(PAGE EXCERPT):
+++++
Between 1992 and 2002, Loughborough University invented an award-winning approach to planning complex, highly interdependent development projects. Since 2008 the Analytical Design Planning Technique (ADePT) method has resulted in:

  1. A sustainable spin-out business (Adept Management Ltd) employing 10 staff with a £6.2 million turnover, providing ADePT services to the majority of the UK's top construction contractors — the business is run by four ex-researchers who were integral to the development of ADePT at Loughborough University;
  2. Formation of an Adept Management Ltd technology arm in 2008 providing a state-of-the-art commercial design planning software package incorporating enhancements to the method;
  3. Establishment of a US office in 2009 and growth in the number of international clients in Europe, the US, the Middle East and Africa; and as a result
  4. Application on projects valuing £11 billion since 2008, with higher levels of cost and time certainty, fewer delays and less waste due to improved design management.
+++++
(RECORDS SHOWN):
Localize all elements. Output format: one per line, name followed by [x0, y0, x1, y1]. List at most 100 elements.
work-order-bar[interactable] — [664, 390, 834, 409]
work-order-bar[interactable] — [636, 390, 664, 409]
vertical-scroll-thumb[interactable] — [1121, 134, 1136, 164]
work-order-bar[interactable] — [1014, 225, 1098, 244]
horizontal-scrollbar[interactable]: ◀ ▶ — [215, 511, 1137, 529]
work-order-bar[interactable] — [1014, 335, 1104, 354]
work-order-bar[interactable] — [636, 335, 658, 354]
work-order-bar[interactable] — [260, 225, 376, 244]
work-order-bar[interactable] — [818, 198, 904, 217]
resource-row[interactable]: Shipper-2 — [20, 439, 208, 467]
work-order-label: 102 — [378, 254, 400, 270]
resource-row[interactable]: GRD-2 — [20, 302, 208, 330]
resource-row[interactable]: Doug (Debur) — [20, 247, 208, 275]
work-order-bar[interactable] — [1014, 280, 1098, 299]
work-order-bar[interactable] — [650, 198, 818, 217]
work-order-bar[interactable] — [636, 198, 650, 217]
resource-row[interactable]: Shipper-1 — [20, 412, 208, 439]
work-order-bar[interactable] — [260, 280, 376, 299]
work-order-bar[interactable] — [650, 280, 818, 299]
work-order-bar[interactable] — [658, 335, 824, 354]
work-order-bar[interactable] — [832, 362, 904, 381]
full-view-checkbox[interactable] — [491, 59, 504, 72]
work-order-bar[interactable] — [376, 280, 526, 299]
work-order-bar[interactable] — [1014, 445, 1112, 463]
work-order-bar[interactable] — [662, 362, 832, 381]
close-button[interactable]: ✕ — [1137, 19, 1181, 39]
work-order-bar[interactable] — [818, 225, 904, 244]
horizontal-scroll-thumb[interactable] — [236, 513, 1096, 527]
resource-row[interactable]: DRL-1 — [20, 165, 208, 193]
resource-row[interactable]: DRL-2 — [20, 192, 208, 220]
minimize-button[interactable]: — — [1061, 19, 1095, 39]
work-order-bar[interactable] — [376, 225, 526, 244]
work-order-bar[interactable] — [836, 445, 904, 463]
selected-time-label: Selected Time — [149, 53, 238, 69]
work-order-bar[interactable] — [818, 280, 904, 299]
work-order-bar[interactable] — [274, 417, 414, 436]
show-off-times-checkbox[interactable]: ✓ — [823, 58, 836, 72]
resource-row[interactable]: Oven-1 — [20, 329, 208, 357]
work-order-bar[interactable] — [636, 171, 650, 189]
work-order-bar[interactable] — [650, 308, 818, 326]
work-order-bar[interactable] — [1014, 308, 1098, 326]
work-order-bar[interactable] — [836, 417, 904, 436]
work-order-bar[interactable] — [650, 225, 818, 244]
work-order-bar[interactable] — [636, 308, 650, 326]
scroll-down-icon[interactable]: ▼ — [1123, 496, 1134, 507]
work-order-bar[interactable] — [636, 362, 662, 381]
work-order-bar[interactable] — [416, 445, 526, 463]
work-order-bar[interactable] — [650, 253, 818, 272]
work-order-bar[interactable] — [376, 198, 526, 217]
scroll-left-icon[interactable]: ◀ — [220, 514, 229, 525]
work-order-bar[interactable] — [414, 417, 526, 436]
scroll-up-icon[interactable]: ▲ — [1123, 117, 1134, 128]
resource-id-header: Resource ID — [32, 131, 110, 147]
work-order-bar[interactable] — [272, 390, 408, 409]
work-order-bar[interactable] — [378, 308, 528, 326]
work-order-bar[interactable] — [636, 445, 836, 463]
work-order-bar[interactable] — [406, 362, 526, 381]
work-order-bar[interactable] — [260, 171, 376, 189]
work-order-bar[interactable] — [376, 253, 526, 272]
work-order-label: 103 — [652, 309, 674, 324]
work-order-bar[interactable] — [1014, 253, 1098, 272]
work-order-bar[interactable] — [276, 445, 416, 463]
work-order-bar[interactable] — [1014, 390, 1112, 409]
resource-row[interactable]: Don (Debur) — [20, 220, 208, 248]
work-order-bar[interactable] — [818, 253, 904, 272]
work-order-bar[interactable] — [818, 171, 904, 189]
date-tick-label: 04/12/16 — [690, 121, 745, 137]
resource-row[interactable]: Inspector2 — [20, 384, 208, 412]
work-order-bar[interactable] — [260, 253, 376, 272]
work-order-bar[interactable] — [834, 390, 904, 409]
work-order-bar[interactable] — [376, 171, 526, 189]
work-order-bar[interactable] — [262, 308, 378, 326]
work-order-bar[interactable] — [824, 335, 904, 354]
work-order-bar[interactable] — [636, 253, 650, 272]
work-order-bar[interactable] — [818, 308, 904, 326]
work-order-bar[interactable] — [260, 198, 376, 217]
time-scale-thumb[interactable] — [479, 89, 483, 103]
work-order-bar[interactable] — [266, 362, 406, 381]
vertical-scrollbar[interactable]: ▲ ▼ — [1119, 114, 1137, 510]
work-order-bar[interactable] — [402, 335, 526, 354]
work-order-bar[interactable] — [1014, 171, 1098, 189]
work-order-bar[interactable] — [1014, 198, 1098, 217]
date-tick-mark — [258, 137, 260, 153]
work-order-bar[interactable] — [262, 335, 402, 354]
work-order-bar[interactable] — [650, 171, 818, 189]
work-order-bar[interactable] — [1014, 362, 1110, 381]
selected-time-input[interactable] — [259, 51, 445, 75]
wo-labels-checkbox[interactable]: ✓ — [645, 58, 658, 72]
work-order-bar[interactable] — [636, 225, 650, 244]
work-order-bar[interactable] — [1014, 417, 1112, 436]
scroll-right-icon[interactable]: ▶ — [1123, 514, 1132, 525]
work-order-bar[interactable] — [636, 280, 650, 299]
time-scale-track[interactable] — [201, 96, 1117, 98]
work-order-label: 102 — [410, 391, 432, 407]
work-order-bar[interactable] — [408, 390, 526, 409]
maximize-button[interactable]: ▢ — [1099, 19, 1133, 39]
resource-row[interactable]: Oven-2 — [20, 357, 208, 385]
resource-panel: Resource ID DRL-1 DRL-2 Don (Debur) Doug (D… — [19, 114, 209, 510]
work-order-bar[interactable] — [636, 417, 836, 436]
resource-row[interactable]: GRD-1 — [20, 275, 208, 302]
+++++
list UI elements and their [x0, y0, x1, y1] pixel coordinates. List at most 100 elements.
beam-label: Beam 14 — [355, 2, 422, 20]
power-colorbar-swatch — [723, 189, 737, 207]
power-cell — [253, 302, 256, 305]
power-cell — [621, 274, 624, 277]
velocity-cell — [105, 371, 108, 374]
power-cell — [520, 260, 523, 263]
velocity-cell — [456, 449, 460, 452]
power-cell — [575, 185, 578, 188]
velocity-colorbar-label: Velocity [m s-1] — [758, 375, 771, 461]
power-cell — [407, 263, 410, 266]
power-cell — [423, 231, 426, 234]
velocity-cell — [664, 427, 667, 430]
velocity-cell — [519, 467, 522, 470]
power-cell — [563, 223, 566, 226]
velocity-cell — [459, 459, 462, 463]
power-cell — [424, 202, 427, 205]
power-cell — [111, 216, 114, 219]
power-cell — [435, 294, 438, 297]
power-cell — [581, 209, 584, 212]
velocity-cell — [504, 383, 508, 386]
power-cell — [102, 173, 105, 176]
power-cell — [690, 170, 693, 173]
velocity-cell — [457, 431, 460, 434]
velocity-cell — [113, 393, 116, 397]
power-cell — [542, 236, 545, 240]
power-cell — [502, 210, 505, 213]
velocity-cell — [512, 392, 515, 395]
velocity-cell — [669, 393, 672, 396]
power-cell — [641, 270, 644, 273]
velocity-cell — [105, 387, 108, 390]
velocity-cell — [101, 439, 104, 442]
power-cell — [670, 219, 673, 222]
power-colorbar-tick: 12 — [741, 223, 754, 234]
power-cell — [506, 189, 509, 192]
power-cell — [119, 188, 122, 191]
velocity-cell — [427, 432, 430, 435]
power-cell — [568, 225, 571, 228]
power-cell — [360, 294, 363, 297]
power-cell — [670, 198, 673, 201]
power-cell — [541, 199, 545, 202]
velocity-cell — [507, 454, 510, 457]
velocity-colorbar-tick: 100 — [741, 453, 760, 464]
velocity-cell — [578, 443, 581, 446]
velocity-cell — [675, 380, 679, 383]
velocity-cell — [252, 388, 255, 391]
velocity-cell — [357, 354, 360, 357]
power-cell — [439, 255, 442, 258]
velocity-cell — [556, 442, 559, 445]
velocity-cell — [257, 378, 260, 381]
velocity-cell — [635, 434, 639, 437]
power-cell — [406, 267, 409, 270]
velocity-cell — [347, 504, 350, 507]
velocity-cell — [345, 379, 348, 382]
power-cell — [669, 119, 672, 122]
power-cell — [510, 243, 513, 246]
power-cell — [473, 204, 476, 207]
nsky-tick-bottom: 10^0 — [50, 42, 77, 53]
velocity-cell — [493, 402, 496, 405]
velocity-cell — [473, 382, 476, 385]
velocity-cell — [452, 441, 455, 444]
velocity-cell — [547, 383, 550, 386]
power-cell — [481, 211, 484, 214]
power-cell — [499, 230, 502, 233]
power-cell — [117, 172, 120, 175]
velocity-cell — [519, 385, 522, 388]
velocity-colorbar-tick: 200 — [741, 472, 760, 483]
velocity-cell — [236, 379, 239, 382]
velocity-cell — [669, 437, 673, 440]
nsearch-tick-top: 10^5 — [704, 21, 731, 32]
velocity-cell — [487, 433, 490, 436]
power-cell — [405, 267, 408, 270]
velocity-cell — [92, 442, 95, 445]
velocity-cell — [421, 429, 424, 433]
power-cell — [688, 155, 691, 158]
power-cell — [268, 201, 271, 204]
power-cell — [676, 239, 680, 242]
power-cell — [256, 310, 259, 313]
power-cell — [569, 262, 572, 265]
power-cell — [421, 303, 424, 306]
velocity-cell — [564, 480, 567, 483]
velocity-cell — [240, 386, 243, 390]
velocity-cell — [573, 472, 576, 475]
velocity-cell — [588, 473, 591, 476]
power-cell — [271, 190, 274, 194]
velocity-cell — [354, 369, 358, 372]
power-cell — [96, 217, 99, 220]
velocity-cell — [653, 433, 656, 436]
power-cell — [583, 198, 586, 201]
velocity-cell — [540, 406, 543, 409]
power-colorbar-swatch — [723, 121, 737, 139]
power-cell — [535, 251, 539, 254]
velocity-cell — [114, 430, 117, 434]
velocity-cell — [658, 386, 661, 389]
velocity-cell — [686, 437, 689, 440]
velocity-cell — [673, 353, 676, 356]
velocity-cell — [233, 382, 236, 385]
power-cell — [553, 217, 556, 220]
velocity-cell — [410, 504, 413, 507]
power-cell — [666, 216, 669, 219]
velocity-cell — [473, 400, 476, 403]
+++++
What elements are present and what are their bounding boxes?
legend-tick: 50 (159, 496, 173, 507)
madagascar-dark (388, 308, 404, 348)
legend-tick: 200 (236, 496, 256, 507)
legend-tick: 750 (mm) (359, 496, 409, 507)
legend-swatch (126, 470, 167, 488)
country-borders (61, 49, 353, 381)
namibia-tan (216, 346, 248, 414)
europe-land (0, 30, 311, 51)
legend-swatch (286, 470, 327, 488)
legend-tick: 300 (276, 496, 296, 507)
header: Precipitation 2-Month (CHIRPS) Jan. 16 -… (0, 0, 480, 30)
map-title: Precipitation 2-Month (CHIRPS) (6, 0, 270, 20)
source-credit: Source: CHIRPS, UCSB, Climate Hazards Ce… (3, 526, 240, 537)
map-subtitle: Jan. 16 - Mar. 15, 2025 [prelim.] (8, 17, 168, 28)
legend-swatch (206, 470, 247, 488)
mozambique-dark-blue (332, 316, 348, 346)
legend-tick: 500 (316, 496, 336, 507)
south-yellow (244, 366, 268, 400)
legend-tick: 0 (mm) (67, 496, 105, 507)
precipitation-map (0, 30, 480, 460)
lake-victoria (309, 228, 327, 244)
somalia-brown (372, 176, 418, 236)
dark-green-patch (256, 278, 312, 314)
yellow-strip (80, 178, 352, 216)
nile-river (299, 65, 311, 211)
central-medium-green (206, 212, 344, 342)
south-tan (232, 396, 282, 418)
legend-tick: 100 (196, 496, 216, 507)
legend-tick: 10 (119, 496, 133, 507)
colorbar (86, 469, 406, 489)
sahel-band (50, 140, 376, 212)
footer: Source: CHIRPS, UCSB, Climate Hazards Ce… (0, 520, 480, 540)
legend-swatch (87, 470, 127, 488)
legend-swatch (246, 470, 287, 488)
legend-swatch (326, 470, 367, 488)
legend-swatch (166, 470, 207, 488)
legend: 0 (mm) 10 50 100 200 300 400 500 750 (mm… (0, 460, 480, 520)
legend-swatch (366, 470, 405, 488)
+++++
(TASK LIST):
**A.** Reproduce the passage on the ADePT planning method word for word, starting at the words "1. A sustainable" and ending after "improved design management.".
**B.** List every line in the rows that contains the string "Climate". Case counts.

(SOLVED PROBLEMS):
**A.**
1. A sustainable spin-out business (Adept Management Ltd) employing 10 staff with a £6.2 million turnover, providing ADePT services to the majority of the UK's top construction contractors — the business is run by four ex-researchers who were integral to the development of ADePT at Loughborough University;
  2. Formation of an Adept Management Ltd technology arm in 2008 providing a state-of-the-art commercial design planning software package incorporating enhancements to the method;
  3. Establishment of a US office in 2009 and growth in the number of international clients in Europe, the US, the Middle East and Africa; and as a result
  4. Application on projects valuing £11 billion since 2008, with higher levels of cost and time certainty, fewer delays and less waste due to improved design management.

**B.**
source-credit: Source: CHIRPS, UCSB, Climate Hazards Ce… (3, 526, 240, 537)
footer: Source: CHIRPS, UCSB, Climate Hazards Ce… (0, 520, 480, 540)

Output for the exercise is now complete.